:: Given entries ::
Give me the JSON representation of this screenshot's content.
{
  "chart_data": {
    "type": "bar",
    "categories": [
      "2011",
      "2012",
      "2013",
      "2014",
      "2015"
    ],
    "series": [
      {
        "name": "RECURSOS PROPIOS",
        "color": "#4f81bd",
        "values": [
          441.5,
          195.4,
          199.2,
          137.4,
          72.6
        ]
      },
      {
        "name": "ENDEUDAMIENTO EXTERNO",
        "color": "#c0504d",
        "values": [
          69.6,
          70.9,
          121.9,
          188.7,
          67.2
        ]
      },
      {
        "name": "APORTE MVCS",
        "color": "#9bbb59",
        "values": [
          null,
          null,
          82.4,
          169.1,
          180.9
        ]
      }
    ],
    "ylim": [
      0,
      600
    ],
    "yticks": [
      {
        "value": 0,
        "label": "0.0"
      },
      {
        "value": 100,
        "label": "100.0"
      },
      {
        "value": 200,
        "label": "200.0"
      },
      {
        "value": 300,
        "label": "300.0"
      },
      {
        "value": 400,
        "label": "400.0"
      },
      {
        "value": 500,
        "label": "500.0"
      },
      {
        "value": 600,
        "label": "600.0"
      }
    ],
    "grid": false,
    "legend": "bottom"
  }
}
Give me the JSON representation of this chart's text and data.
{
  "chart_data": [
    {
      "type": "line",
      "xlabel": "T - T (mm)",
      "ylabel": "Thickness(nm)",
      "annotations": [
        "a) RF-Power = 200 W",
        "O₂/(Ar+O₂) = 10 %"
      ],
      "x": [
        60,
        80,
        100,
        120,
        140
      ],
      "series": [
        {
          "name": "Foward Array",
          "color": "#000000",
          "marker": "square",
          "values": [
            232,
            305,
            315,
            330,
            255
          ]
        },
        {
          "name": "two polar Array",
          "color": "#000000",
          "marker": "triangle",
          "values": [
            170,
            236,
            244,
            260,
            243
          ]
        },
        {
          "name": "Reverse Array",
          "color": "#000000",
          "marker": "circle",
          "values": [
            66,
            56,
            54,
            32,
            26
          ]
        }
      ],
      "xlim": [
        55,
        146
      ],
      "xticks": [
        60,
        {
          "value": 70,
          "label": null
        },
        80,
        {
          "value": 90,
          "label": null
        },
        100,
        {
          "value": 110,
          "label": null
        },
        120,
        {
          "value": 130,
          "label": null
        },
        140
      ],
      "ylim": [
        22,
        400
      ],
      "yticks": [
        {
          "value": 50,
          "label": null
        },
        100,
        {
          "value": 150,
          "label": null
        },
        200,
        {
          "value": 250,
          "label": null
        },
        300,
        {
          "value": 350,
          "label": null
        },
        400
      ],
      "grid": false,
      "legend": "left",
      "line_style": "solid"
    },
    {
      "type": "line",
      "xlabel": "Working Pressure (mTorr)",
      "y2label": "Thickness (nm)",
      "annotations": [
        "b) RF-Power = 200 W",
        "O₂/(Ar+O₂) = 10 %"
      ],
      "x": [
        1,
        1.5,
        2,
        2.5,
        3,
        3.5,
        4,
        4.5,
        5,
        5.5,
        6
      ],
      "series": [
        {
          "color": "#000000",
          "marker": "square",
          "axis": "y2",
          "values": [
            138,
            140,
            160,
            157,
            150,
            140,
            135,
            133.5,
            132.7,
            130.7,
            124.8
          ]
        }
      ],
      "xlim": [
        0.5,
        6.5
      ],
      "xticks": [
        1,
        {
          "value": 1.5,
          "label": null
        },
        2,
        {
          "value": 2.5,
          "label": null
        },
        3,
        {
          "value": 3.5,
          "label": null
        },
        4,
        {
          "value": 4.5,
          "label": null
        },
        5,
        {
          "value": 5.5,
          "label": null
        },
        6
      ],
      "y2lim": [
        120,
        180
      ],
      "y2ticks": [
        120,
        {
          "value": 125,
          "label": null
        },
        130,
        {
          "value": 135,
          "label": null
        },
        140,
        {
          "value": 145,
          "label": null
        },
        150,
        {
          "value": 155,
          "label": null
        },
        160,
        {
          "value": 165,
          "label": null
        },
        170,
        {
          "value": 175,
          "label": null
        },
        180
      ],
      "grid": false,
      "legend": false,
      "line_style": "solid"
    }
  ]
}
:::
** Work to complete **
Extract all of the data shown above and repeat it verbatim.

** Final result **
Give me the JSON representation of this screenshot's content.
{
  "chart_data": {
    "type": "bar",
    "categories": [
      "2011",
      "2012",
      "2013",
      "2014",
      "2015"
    ],
    "series": [
      {
        "name": "RECURSOS PROPIOS",
        "color": "#4f81bd",
        "values": [
          441.5,
          195.4,
          199.2,
          137.4,
          72.6
        ]
      },
      {
        "name": "ENDEUDAMIENTO EXTERNO",
        "color": "#c0504d",
        "values": [
          69.6,
          70.9,
          121.9,
          188.7,
          67.2
        ]
      },
      {
        "name": "APORTE MVCS",
        "color": "#9bbb59",
        "values": [
          null,
          null,
          82.4,
          169.1,
          180.9
        ]
      }
    ],
    "ylim": [
      0,
      600
    ],
    "yticks": [
      {
        "value": 0,
        "label": "0.0"
      },
      {
        "value": 100,
        "label": "100.0"
      },
      {
        "value": 200,
        "label": "200.0"
      },
      {
        "value": 300,
        "label": "300.0"
      },
      {
        "value": 400,
        "label": "400.0"
      },
      {
        "value": 500,
        "label": "500.0"
      },
      {
        "value": 600,
        "label": "600.0"
      }
    ],
    "grid": false,
    "legend": "bottom"
  }
}
Give me the JSON representation of this chart's text and data.
{
  "chart_data": [
    {
      "type": "line",
      "xlabel": "T - T (mm)",
      "ylabel": "Thickness(nm)",
      "annotations": [
        "a) RF-Power = 200 W",
        "O₂/(Ar+O₂) = 10 %"
      ],
      "x": [
        60,
        80,
        100,
        120,
        140
      ],
      "series": [
        {
          "name": "Foward Array",
          "color": "#000000",
          "marker": "square",
          "values": [
            232,
            305,
            315,
            330,
            255
          ]
        },
        {
          "name": "two polar Array",
          "color": "#000000",
          "marker": "triangle",
          "values": [
            170,
            236,
            244,
            260,
            243
          ]
        },
        {
          "name": "Reverse Array",
          "color": "#000000",
          "marker": "circle",
          "values": [
            66,
            56,
            54,
            32,
            26
          ]
        }
      ],
      "xlim": [
        55,
        146
      ],
      "xticks": [
        60,
        {
          "value": 70,
          "label": null
        },
        80,
        {
          "value": 90,
          "label": null
        },
        100,
        {
          "value": 110,
          "label": null
        },
        120,
        {
          "value": 130,
          "label": null
        },
        140
      ],
      "ylim": [
        22,
        400
      ],
      "yticks": [
        {
          "value": 50,
          "label": null
        },
        100,
        {
          "value": 150,
          "label": null
        },
        200,
        {
          "value": 250,
          "label": null
        },
        300,
        {
          "value": 350,
          "label": null
        },
        400
      ],
      "grid": false,
      "legend": "left",
      "line_style": "solid"
    },
    {
      "type": "line",
      "xlabel": "Working Pressure (mTorr)",
      "y2label": "Thickness (nm)",
      "annotations": [
        "b) RF-Power = 200 W",
        "O₂/(Ar+O₂) = 10 %"
      ],
      "x": [
        1,
        1.5,
        2,
        2.5,
        3,
        3.5,
        4,
        4.5,
        5,
        5.5,
        6
      ],
      "series": [
        {
          "color": "#000000",
          "marker": "square",
          "axis": "y2",
          "values": [
            138,
            140,
            160,
            157,
            150,
            140,
            135,
            133.5,
            132.7,
            130.7,
            124.8
          ]
        }
      ],
      "xlim": [
        0.5,
        6.5
      ],
      "xticks": [
        1,
        {
          "value": 1.5,
          "label": null
        },
        2,
        {
          "value": 2.5,
          "label": null
        },
        3,
        {
          "value": 3.5,
          "label": null
        },
        4,
        {
          "value": 4.5,
          "label": null
        },
        5,
        {
          "value": 5.5,
          "label": null
        },
        6
      ],
      "y2lim": [
        120,
        180
      ],
      "y2ticks": [
        120,
        {
          "value": 125,
          "label": null
        },
        130,
        {
          "value": 135,
          "label": null
        },
        140,
        {
          "value": 145,
          "label": null
        },
        150,
        {
          "value": 155,
          "label": null
        },
        160,
        {
          "value": 165,
          "label": null
        },
        170,
        {
          "value": 175,
          "label": null
        },
        180
      ],
      "grid": false,
      "legend": false,
      "line_style": "solid"
    }
  ]
}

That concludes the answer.